▶ **Written instruction**: Provide the records once more, identical to the original.

▶ **Data in this exercise**:

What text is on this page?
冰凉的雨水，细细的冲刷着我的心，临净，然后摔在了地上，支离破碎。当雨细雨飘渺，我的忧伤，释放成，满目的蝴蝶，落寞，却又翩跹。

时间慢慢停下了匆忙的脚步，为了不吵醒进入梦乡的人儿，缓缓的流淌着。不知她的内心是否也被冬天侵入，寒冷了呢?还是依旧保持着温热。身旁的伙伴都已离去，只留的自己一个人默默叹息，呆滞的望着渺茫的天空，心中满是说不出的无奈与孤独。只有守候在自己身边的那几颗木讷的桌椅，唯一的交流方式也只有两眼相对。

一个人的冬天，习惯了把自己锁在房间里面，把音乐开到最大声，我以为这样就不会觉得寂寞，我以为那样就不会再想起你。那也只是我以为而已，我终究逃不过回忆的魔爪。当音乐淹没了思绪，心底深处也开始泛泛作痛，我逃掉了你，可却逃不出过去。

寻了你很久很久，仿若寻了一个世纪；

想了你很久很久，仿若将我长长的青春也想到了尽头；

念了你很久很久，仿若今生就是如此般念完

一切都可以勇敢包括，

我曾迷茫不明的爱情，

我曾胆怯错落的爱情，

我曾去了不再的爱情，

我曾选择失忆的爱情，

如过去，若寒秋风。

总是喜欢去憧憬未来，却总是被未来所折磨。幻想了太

▶ **Output below**:
What text is on this page?
冰凉的雨水，细细的冲刷着我的心，临净，然后摔在了地上，支离破碎。当雨细雨飘渺，我的忧伤，释放成，满目的蝴蝶，落寞，却又翩跹。

时间慢慢停下了匆忙的脚步，为了不吵醒进入梦乡的人儿，缓缓的流淌着。不知她的内心是否也被冬天侵入，寒冷了呢?还是依旧保持着温热。身旁的伙伴都已离去，只留的自己一个人默默叹息，呆滞的望着渺茫的天空，心中满是说不出的无奈与孤独。只有守候在自己身边的那几颗木讷的桌椅，唯一的交流方式也只有两眼相对。

一个人的冬天，习惯了把自己锁在房间里面，把音乐开到最大声，我以为这样就不会觉得寂寞，我以为那样就不会再想起你。那也只是我以为而已，我终究逃不过回忆的魔爪。当音乐淹没了思绪，心底深处也开始泛泛作痛，我逃掉了你，可却逃不出过去。

寻了你很久很久，仿若寻了一个世纪；

想了你很久很久，仿若将我长长的青春也想到了尽头；

念了你很久很久，仿若今生就是如此般念完

一切都可以勇敢包括，

我曾迷茫不明的爱情，

我曾胆怯错落的爱情，

我曾去了不再的爱情，

我曾选择失忆的爱情，

如过去，若寒秋风。

总是喜欢去憧憬未来，却总是被未来所折磨。幻想了太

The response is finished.